### Text block
The siege of Q'veli or Siege of Q'ueli () was the last major military engagement during the Sajid invasion of Georgia in 914. The 28-day long siege resulted in pyrrhic Muslim victory and execution of the Georgian commander Gobron. Despite the important victory, the invaders were unable to maintain a strong foothold in western Georgia and were forced to withdraw.

Background
The most detailed information about the event is described by a contemporary Georgian hagiographer Stephen of Tbeti in his best-known work Passion of Gobron.  Before beginning their destructive campaign in Georgian kingdoms and principalities, the Sajids overran Caucasian Albania and Armenia, executing king Smbat I. After pillaging 87 settlements in eastern Georgia and capturing Ujarma and Bochorma fortresses in Kakheti, the Sajid ruler of Azerbaijan, known as Abu l'Kasim in Georgia and Yusuf ibn Abi'l-Saj elsewhere, launched his massive army to Uplistsikhe, only to find the fortifications demolished by their defenders in order to prevent him from gaining a foothold in the vicinity. From there, the amir surged into Samtskhe and Javakheti. Unable to seize control of the stronghold of Tmogvi, he besieged the castle of Q'ueli (Q'uelis-Tsikhe), which was a fief of a prominent Georgian feudal, Gurgen II of Tao.
######
### Provided material
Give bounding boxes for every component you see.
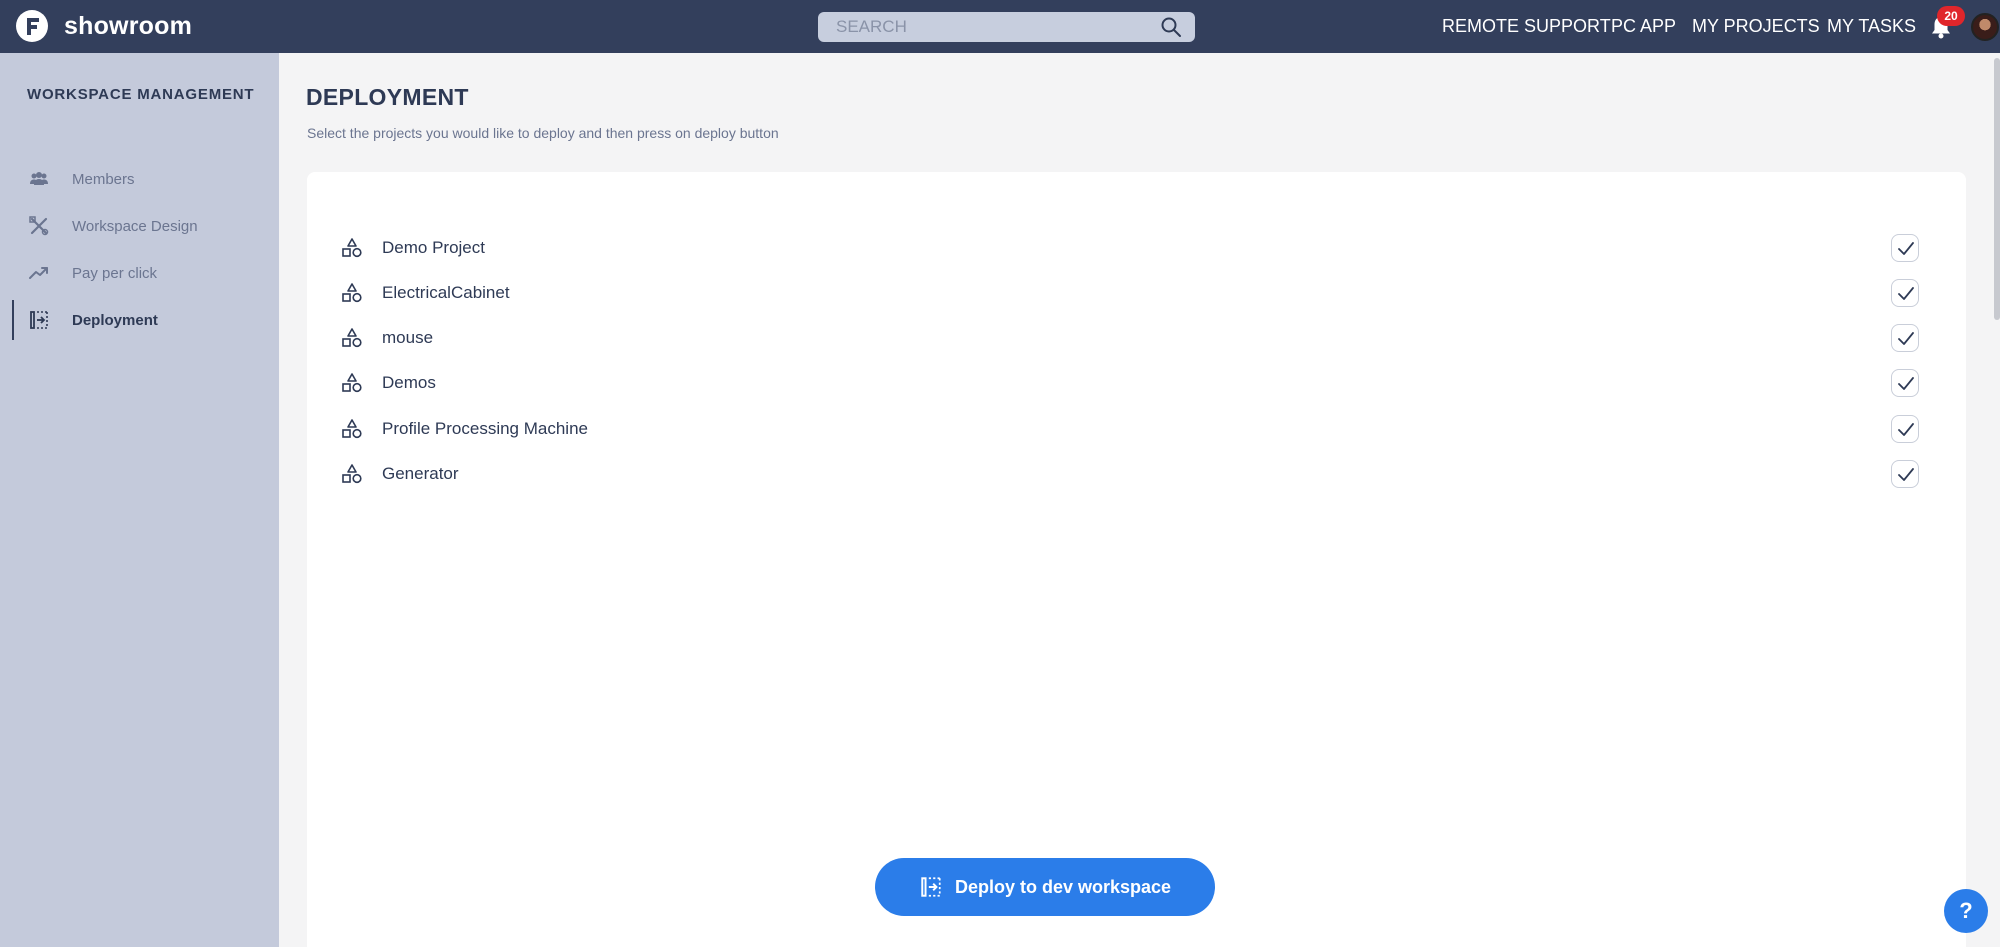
page-subtitle: Select the projects you would like to de… <box>307 125 779 141</box>
deploy-icon <box>921 877 941 897</box>
check-icon <box>1898 242 1914 255</box>
list-item[interactable]: Demo Project <box>307 225 1966 270</box>
list-item[interactable]: Profile Processing Machine <box>307 406 1966 451</box>
check-icon <box>1898 423 1914 436</box>
check-icon <box>1898 287 1914 300</box>
nav-pc-app[interactable]: PC APP <box>1611 16 1676 37</box>
shapes-icon <box>342 419 362 439</box>
list-item[interactable]: ElectricalCabinet <box>307 270 1966 315</box>
shapes-icon <box>342 283 362 303</box>
sidebar-item-label: Workspace Design <box>72 217 198 235</box>
shapes-icon <box>342 373 362 393</box>
notification-badge: 20 <box>1937 6 1965 26</box>
project-name: mouse <box>382 328 434 347</box>
sidebar-item-label: Deployment <box>72 311 158 329</box>
showroom-logo-icon[interactable] <box>15 9 49 43</box>
trend-up-icon <box>29 267 48 279</box>
sidebar: WORKSPACE MANAGEMENT Members Workspace D… <box>0 53 279 947</box>
project-name: Demo Project <box>382 238 485 257</box>
sidebar-item-pay-per-click[interactable]: Pay per click <box>0 253 279 293</box>
search-input[interactable] <box>836 16 1136 38</box>
check-icon <box>1898 468 1914 481</box>
check-icon <box>1898 332 1914 345</box>
project-name: Demos <box>382 373 436 392</box>
shapes-icon <box>342 238 362 258</box>
list-item[interactable]: mouse <box>307 315 1966 360</box>
project-checkbox[interactable] <box>1891 279 1919 307</box>
project-name: Generator <box>382 464 459 483</box>
sidebar-item-members[interactable]: Members <box>0 159 279 199</box>
design-tools-icon <box>29 216 49 236</box>
shapes-icon <box>342 328 362 348</box>
nav-my-tasks[interactable]: MY TASKS <box>1827 16 1916 37</box>
project-checkbox[interactable] <box>1891 460 1919 488</box>
check-icon <box>1898 377 1914 390</box>
deploy-button[interactable]: Deploy to dev workspace <box>875 858 1215 916</box>
project-checkbox[interactable] <box>1891 234 1919 262</box>
project-list-card: Demo Project ElectricalCabinet mouse Dem… <box>307 172 1966 947</box>
page-title: DEPLOYMENT <box>306 84 469 110</box>
list-item[interactable]: Generator <box>307 451 1966 496</box>
members-icon <box>30 172 48 185</box>
sidebar-item-label: Members <box>72 170 135 188</box>
sidebar-title: WORKSPACE MANAGEMENT <box>27 86 255 103</box>
help-button[interactable]: ? <box>1944 889 1988 933</box>
brand-name[interactable]: showroom <box>64 12 192 41</box>
sidebar-item-deployment[interactable]: Deployment <box>0 300 279 340</box>
list-item[interactable]: Demos <box>307 360 1966 405</box>
deploy-button-label: Deploy to dev workspace <box>954 876 1172 897</box>
nav-remote-support[interactable]: REMOTE SUPPORT <box>1442 16 1611 37</box>
sidebar-item-workspace-design[interactable]: Workspace Design <box>0 206 279 246</box>
top-bar: showroom REMOTE SUPPORT PC APP MY PROJEC… <box>0 0 2000 53</box>
search-box <box>818 12 1195 42</box>
page-scrollbar[interactable] <box>1994 58 2000 320</box>
project-checkbox[interactable] <box>1891 324 1919 352</box>
project-checkbox[interactable] <box>1891 369 1919 397</box>
project-name: ElectricalCabinet <box>382 283 510 302</box>
sidebar-item-label: Pay per click <box>72 264 158 282</box>
nav-my-projects[interactable]: MY PROJECTS <box>1692 16 1820 37</box>
project-checkbox[interactable] <box>1891 415 1919 443</box>
user-avatar[interactable] <box>1971 13 1999 41</box>
shapes-icon <box>342 464 362 484</box>
search-icon[interactable] <box>1160 16 1182 38</box>
deploy-icon <box>30 311 48 329</box>
project-name: Profile Processing Machine <box>382 419 588 438</box>
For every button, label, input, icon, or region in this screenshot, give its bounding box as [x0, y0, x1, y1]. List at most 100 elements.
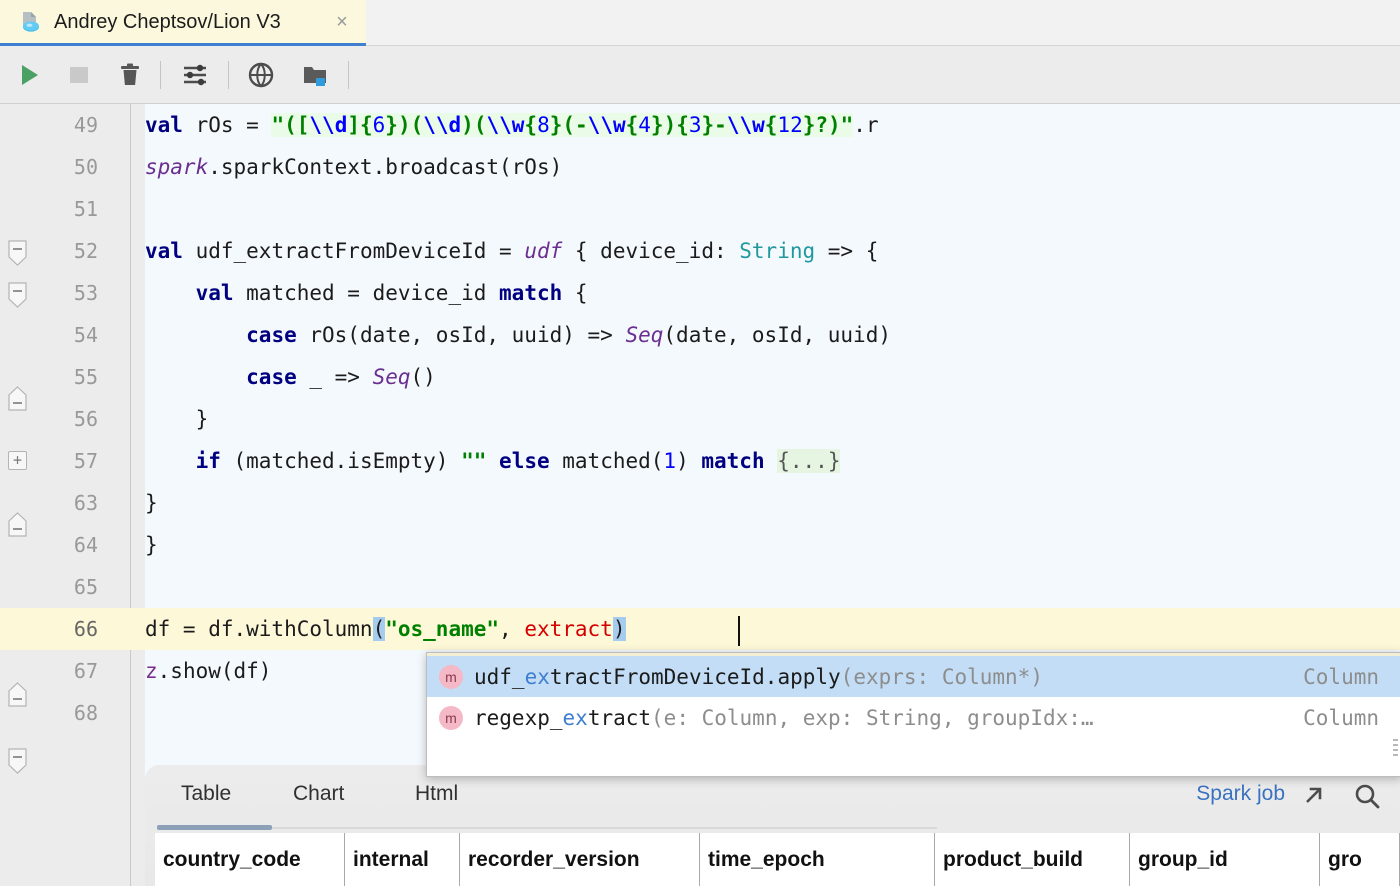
- code-line-50: spark.sparkContext.broadcast(rOs): [145, 146, 562, 188]
- tok-regex-w3: \\w: [726, 113, 765, 137]
- fold-marker-collapse-53[interactable]: [8, 282, 27, 308]
- tok-close-paren: ): [676, 449, 702, 473]
- code-line-66: df = df.withColumn("os_name", extract): [145, 608, 626, 650]
- tok-paren-close-highlight: ): [612, 617, 626, 641]
- tok-string-type: String: [739, 239, 816, 263]
- tok-val: val: [145, 113, 183, 137]
- tok-regex-c8: {: [764, 113, 778, 137]
- tok-brace-close-64: }: [145, 533, 158, 557]
- tok-regex-c5: {: [625, 113, 639, 137]
- method-icon: m: [439, 705, 463, 730]
- completion-item-0[interactable]: m udf_extractFromDeviceId.apply(exprs: C…: [427, 656, 1400, 697]
- tok-spark: spark: [145, 155, 209, 179]
- tok-brace-close4: }: [145, 407, 209, 431]
- item-rest: tractFromDeviceId.apply: [549, 664, 841, 689]
- result-table: country_code internal recorder_version t…: [155, 833, 1400, 886]
- editor-line: 64: [0, 524, 1400, 566]
- table-header-cell[interactable]: gro: [1320, 833, 1400, 886]
- editor-line: 56: [0, 398, 1400, 440]
- completion-item-return-type: Column: [1303, 705, 1379, 730]
- result-panel: Table Chart Html Spark job country_code: [145, 765, 1400, 886]
- folded-code-placeholder[interactable]: {...}: [777, 449, 841, 473]
- code-line-49: val rOs = "([\\d]{6})(\\d)(\\w{8}(-\\w{4…: [145, 104, 879, 146]
- tok-regex-c2: )(: [461, 113, 487, 137]
- tok-regex-n12: 12: [777, 113, 803, 137]
- stop-button[interactable]: [54, 46, 104, 104]
- column-label: product_build: [943, 847, 1083, 871]
- tab-chart[interactable]: Chart: [293, 765, 344, 823]
- code-line-67: z.show(df): [145, 650, 271, 692]
- table-header-cell[interactable]: country_code: [155, 833, 345, 886]
- external-link-icon[interactable]: [1298, 781, 1328, 811]
- column-label: time_epoch: [708, 847, 825, 871]
- open-in-browser-button[interactable]: [236, 46, 286, 104]
- tok-indent8: [145, 323, 246, 347]
- code-line-64: }: [145, 524, 158, 566]
- notebook-icon: [16, 9, 42, 35]
- code-completion-popup[interactable]: m udf_extractFromDeviceId.apply(exprs: C…: [426, 652, 1400, 777]
- table-header-cell[interactable]: recorder_version: [460, 833, 700, 886]
- fold-marker-collapse-next[interactable]: [8, 748, 27, 774]
- tok-if-cond: (matched.isEmpty): [220, 449, 462, 473]
- tok-arrow-open: => {: [815, 239, 879, 263]
- item-prefix: udf_: [474, 664, 525, 689]
- tok-udf: udf: [524, 239, 563, 263]
- editor-line: 65: [0, 566, 1400, 608]
- popup-scrollbar[interactable]: [1393, 739, 1398, 763]
- completion-item-1[interactable]: m regexp_extract(e: Column, exp: String,…: [427, 697, 1400, 738]
- column-label: gro: [1328, 847, 1362, 871]
- table-header-cell[interactable]: time_epoch: [700, 833, 935, 886]
- close-icon[interactable]: ×: [332, 12, 352, 32]
- tok-regex-d1: \\d: [309, 113, 348, 137]
- delete-button[interactable]: [105, 46, 155, 104]
- active-tab-indicator: [157, 825, 272, 830]
- line-number: 50: [73, 155, 98, 179]
- tab-table[interactable]: Table: [181, 765, 231, 823]
- fold-marker-end-64[interactable]: [8, 512, 27, 538]
- tok-case: case: [246, 323, 297, 347]
- tok-regex-w1: \\w: [486, 113, 525, 137]
- tok-indent-57: [145, 449, 196, 473]
- tok-else-rest: matched(: [549, 449, 664, 473]
- code-line-57: if (matched.isEmpty) "" else matched(1) …: [145, 440, 841, 482]
- editor-line: 51: [0, 188, 1400, 230]
- table-header-cell[interactable]: internal: [345, 833, 460, 886]
- table-header-cell[interactable]: product_build: [935, 833, 1130, 886]
- tok-else: else: [499, 449, 550, 473]
- search-icon[interactable]: [1352, 781, 1382, 811]
- table-header-cell[interactable]: group_id: [1130, 833, 1320, 886]
- line-number: 54: [73, 323, 98, 347]
- result-tab-rail: [167, 827, 937, 829]
- tok-regex-n3: 3: [688, 113, 702, 137]
- tok-z-rest: .show(df): [157, 659, 272, 683]
- settings-button[interactable]: [170, 46, 220, 104]
- tok-regex-dash2: -: [714, 113, 727, 137]
- toolbar-separator: [160, 61, 161, 89]
- notebook-tab[interactable]: Andrey Cheptsov/Lion V3 ×: [0, 0, 366, 46]
- completion-item-text: regexp_extract(e: Column, exp: String, g…: [474, 706, 1094, 730]
- tok-regex-b1: [: [296, 113, 310, 137]
- tok-indent8-2: [145, 365, 246, 389]
- item-prefix: regexp_: [474, 705, 563, 730]
- fold-marker-end-68[interactable]: [8, 682, 27, 708]
- completion-item-return-type: Column: [1303, 664, 1379, 689]
- tok-paren-open-highlight: (: [372, 617, 386, 641]
- tok-if: if: [195, 449, 221, 473]
- zeppelin-notebook-window: Andrey Cheptsov/Lion V3 × 49 50 51 52 53…: [0, 0, 1400, 886]
- code-line-55: case _ => Seq(): [145, 356, 436, 398]
- tok-os-name-str: "os_name": [385, 617, 500, 641]
- text-caret: [738, 616, 740, 646]
- fold-marker-expand-57[interactable]: +: [8, 451, 27, 470]
- code-line-54: case rOs(date, osId, uuid) => Seq(date, …: [145, 314, 891, 356]
- open-folder-button[interactable]: [290, 46, 340, 104]
- tab-title: Andrey Cheptsov/Lion V3: [54, 10, 281, 33]
- fold-marker-collapse-52[interactable]: [8, 240, 27, 266]
- editor-line: 63: [0, 482, 1400, 524]
- sliders-icon: [184, 64, 206, 86]
- fold-marker-end-56[interactable]: [8, 386, 27, 412]
- tok-regex-w2: \\w: [587, 113, 626, 137]
- tok-regex-n6: 6: [372, 113, 386, 137]
- run-button[interactable]: [4, 46, 54, 104]
- line-number: 49: [73, 113, 98, 137]
- tok-z: z: [145, 659, 158, 683]
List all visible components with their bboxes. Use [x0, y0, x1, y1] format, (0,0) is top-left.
######
Requirements >>
(1) Return, word for word, the part of the Q'veli siege text that opens with the words containing "The siege of" and closes with "forced to withdraw.".
(2) Answer from the Q'veli siege text:
(a) How many days did the siege last?
(b) Who wrote the Passion of Gobron?
(c) Whose fief was the castle of Q'ueli?
None of the data is needed here.

Outputs by task >>
(1)
The siege of Q'veli or Siege of Q'ueli () was the last major military engagement during the Sajid invasion of Georgia in 914. The 28-day long siege resulted in pyrrhic Muslim victory and execution of the Georgian commander Gobron. Despite the important victory, the invaders were unable to maintain a strong foothold in western Georgia and were forced to withdraw.

(2)
(a) 28 days
(b) Stephen of Tbeti
(c) Gurgen II of Tao